◆ **Data excerpts**:
^^^^^^^^^^^^^^^^
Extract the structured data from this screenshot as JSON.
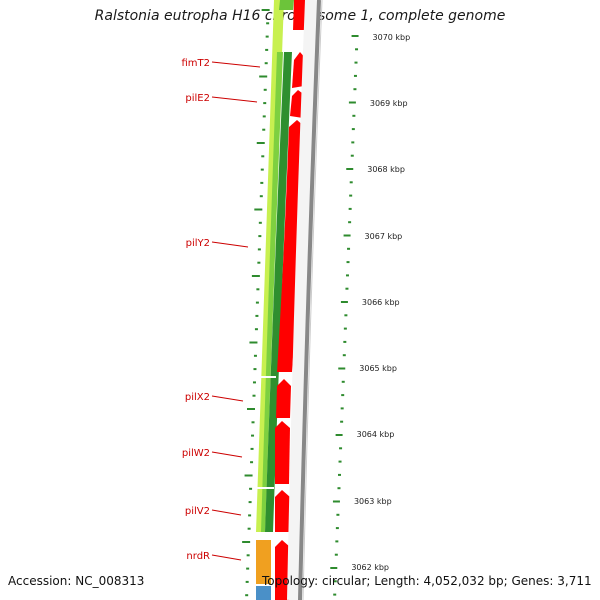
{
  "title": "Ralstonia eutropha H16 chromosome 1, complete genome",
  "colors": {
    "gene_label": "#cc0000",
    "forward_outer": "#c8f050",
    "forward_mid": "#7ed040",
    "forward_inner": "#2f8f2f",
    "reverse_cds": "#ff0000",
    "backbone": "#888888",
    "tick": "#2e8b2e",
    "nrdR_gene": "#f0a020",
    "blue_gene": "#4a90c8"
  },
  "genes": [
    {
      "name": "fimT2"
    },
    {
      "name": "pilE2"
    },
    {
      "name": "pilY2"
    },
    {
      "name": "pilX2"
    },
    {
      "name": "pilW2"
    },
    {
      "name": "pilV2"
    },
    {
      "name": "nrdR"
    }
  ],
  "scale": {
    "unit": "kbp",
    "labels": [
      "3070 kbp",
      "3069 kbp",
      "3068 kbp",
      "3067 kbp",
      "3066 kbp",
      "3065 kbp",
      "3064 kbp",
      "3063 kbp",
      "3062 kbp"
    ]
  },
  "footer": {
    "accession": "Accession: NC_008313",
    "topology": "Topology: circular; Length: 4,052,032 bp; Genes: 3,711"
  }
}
^^^^^^^^^^^^^^^^
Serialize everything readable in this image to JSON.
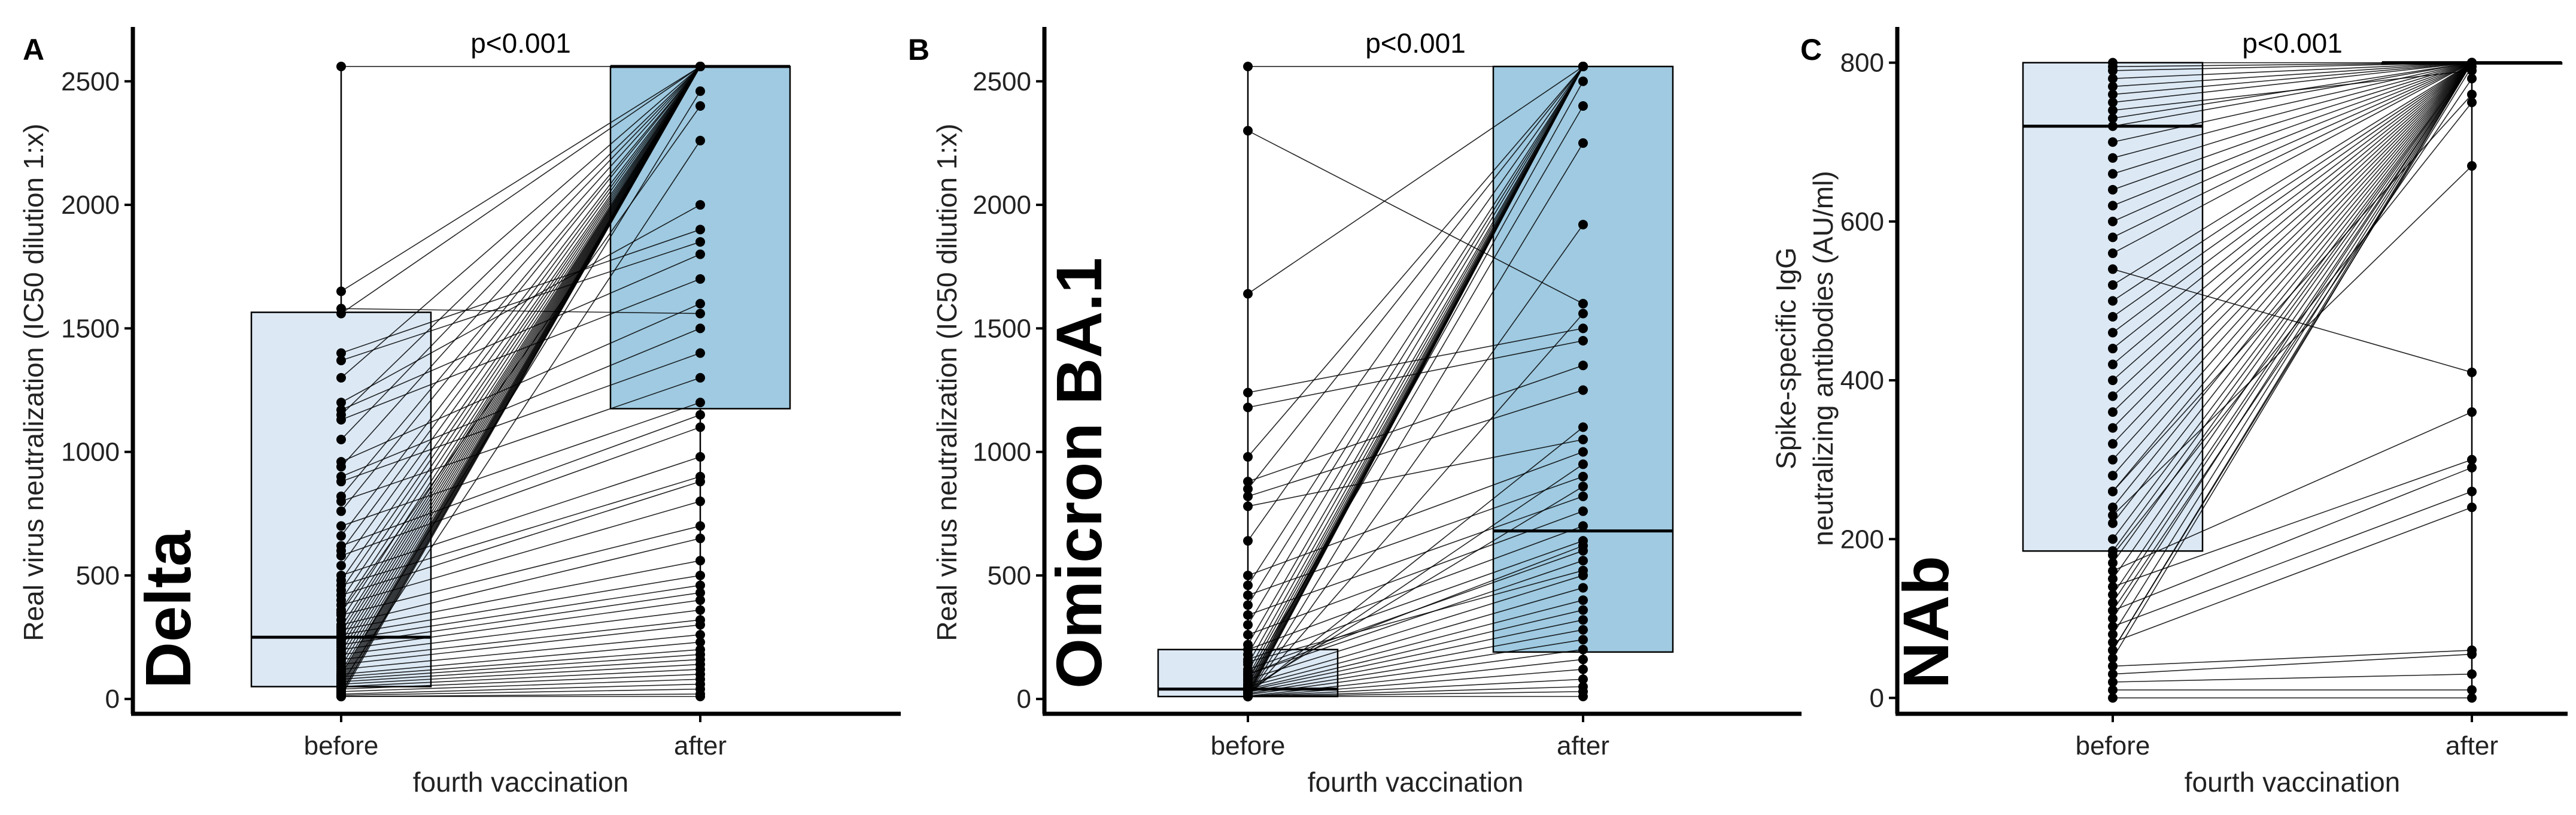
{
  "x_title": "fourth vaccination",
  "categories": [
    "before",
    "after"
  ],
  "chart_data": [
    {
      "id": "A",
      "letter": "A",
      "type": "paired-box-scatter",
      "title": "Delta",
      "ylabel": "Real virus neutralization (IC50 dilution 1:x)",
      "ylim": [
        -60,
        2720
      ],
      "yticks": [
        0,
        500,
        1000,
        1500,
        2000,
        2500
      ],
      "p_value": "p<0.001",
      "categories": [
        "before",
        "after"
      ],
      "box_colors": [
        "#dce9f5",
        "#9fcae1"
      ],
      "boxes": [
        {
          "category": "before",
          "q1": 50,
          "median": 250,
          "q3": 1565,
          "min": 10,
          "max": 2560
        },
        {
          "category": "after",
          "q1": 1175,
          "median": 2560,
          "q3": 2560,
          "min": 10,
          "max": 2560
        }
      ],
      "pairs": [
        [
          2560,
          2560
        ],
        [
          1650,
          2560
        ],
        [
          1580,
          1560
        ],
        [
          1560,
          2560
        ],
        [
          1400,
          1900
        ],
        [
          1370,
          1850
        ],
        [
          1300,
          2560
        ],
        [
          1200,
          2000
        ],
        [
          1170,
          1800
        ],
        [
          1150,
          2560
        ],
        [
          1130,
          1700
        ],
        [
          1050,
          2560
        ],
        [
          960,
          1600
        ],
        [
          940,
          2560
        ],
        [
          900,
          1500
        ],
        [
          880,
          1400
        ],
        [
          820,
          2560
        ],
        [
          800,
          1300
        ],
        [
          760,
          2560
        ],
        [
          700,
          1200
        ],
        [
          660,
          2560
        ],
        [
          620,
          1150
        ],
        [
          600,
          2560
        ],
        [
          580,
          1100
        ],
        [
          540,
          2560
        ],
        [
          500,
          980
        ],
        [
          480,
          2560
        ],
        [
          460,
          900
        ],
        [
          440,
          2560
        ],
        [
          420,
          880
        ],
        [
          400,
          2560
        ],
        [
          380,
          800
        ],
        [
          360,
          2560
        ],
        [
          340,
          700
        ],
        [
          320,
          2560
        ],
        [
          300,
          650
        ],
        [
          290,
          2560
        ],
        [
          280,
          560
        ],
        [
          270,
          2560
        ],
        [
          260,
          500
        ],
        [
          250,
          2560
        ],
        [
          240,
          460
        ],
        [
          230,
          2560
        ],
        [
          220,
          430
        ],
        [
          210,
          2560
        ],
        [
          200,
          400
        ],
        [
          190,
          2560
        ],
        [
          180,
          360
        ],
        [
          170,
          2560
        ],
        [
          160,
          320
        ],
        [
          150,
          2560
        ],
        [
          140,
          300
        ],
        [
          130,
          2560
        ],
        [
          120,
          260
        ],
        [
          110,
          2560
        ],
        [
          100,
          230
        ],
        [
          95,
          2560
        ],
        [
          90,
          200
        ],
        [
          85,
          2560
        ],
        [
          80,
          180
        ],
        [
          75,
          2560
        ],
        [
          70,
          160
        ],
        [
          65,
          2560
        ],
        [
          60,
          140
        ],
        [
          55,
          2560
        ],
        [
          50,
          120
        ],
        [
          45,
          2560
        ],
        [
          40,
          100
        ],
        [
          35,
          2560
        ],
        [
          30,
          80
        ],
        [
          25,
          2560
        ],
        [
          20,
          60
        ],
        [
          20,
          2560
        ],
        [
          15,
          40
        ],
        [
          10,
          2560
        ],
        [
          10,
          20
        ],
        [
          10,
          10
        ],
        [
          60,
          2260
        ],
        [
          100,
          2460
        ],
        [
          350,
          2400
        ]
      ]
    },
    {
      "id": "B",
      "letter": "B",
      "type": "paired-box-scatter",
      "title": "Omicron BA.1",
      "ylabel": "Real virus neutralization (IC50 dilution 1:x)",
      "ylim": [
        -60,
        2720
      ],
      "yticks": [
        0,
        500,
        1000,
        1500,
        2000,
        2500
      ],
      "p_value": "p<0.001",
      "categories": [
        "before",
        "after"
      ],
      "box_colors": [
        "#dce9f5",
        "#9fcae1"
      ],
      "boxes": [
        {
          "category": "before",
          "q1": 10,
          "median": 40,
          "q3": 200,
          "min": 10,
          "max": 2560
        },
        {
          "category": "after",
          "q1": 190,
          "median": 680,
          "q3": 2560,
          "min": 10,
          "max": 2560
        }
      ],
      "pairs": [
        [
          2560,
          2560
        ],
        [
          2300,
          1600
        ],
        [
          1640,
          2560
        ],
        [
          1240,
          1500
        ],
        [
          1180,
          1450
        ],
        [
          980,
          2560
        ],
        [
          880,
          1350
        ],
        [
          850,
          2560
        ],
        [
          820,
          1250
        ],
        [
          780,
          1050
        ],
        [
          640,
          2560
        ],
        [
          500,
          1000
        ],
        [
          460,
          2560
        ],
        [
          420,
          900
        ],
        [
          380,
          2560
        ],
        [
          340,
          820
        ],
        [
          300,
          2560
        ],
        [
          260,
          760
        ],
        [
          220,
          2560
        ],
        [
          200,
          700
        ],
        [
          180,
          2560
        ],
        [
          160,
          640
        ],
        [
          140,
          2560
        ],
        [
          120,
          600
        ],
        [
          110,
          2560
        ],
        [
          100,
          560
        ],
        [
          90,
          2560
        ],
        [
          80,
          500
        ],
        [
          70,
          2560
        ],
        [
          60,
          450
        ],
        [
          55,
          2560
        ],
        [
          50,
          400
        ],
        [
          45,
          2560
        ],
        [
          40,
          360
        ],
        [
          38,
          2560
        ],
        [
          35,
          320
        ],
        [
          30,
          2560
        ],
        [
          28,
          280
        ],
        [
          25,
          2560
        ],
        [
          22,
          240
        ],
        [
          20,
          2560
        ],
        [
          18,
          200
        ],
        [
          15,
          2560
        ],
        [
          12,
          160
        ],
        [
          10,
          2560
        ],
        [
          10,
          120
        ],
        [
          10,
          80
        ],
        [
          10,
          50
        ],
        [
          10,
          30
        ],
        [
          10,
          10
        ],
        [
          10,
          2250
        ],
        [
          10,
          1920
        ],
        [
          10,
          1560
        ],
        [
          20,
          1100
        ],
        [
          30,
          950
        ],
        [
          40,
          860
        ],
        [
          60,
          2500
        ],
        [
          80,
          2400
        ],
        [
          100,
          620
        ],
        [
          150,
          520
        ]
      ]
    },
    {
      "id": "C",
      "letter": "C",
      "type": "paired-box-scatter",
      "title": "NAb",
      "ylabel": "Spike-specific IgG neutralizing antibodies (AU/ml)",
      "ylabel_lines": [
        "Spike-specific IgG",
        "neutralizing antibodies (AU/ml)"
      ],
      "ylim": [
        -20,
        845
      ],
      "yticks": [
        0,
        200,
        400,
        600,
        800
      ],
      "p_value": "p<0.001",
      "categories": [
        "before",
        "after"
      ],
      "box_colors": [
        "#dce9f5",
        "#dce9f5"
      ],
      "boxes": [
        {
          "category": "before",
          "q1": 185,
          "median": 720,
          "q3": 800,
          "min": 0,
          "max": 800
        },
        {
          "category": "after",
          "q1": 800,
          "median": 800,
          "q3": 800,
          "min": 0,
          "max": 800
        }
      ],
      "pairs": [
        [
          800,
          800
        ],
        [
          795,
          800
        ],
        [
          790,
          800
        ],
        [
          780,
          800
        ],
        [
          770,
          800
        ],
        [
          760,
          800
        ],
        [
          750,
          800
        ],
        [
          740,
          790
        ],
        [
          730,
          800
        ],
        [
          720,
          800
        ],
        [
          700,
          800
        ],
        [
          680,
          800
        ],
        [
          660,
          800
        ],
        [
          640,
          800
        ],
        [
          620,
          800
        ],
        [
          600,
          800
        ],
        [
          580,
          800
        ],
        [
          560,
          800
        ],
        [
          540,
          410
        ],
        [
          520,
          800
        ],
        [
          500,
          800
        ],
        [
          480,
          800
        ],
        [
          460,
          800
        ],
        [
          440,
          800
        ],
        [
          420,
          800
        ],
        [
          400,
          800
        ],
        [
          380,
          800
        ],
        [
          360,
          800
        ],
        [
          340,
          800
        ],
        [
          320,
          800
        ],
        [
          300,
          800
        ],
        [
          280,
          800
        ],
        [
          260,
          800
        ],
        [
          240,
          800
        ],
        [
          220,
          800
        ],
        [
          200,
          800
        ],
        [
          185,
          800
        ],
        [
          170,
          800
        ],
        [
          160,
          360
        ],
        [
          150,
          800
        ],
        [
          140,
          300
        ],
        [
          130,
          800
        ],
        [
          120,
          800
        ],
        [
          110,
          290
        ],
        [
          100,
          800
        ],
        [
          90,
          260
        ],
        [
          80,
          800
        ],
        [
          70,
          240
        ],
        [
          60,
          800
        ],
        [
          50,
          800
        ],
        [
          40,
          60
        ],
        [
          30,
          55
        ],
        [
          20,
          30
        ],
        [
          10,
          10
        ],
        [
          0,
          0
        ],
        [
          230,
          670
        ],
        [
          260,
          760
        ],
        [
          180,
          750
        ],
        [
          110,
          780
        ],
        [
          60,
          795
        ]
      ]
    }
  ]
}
^^^^^^^^^^^^^^^^
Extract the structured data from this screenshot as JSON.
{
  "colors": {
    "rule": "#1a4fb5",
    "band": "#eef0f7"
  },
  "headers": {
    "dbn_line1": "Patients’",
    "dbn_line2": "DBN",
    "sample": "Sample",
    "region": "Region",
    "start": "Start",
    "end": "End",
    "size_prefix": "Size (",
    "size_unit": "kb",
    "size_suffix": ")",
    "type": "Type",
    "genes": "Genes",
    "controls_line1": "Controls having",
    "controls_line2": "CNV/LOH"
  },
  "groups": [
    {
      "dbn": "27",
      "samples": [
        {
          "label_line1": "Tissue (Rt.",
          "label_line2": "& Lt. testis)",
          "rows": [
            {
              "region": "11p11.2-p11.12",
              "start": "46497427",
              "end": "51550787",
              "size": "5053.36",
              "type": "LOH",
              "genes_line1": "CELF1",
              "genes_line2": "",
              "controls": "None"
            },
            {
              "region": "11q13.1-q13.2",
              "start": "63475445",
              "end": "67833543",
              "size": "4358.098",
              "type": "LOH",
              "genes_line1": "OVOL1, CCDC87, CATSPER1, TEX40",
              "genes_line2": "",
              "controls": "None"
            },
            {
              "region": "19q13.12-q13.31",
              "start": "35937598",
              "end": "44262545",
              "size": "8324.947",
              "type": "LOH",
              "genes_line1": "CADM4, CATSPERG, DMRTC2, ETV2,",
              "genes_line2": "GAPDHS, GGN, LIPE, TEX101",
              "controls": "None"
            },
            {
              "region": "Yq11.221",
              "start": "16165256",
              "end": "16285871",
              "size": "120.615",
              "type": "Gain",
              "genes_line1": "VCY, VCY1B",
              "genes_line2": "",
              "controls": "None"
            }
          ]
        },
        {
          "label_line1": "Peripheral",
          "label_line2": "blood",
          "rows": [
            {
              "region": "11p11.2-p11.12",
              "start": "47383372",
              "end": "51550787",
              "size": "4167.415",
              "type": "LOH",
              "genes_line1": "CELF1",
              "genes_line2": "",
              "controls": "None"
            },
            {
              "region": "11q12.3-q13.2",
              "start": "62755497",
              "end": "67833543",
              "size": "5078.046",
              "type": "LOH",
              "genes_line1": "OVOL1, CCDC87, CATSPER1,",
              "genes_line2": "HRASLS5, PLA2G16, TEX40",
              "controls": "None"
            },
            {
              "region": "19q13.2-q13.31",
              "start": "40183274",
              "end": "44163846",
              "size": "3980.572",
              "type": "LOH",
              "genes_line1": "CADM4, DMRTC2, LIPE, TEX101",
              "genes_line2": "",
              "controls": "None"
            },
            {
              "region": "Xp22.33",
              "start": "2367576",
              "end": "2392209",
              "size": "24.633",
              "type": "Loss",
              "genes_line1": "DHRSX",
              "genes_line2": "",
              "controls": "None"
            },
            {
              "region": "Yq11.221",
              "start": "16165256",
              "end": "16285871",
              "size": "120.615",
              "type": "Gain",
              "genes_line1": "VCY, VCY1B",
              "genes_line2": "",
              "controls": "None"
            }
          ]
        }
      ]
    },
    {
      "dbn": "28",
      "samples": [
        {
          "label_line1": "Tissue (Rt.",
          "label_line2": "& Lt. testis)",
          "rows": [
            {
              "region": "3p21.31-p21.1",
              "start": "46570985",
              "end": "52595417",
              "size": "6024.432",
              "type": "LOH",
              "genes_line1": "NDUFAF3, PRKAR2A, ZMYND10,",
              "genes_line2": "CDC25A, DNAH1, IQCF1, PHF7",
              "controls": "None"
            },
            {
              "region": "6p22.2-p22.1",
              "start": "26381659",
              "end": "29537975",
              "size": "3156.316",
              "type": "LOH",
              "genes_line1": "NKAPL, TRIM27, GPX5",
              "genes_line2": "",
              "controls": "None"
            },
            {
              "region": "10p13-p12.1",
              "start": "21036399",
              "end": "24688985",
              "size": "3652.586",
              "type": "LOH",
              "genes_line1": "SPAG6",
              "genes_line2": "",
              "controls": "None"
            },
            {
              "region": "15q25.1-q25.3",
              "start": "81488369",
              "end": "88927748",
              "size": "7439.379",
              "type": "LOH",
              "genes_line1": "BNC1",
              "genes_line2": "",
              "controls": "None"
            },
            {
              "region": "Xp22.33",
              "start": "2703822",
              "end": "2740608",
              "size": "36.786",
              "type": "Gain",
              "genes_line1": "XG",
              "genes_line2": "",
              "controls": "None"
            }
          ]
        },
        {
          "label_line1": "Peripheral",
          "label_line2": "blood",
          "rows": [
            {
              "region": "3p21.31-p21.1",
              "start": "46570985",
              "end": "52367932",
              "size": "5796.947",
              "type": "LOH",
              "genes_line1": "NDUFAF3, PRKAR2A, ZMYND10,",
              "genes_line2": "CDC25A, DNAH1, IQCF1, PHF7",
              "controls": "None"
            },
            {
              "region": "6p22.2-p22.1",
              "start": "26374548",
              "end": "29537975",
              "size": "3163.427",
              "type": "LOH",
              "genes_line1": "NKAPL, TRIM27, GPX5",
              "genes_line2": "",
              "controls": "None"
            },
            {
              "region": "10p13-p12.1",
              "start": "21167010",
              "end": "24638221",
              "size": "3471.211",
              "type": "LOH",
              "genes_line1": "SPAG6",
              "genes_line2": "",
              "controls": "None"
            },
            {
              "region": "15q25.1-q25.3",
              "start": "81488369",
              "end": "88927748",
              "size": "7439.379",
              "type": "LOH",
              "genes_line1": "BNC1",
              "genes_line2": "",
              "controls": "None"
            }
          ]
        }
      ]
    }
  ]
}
^^^^^^^^^^^^^^^^
◆ **Task requirements**:
All lines above with "specific" in them should be returned.

◆ **Written answer**:
      "ylabel": "Spike-specific IgG neutralizing antibodies (AU/ml)",
        "Spike-specific IgG",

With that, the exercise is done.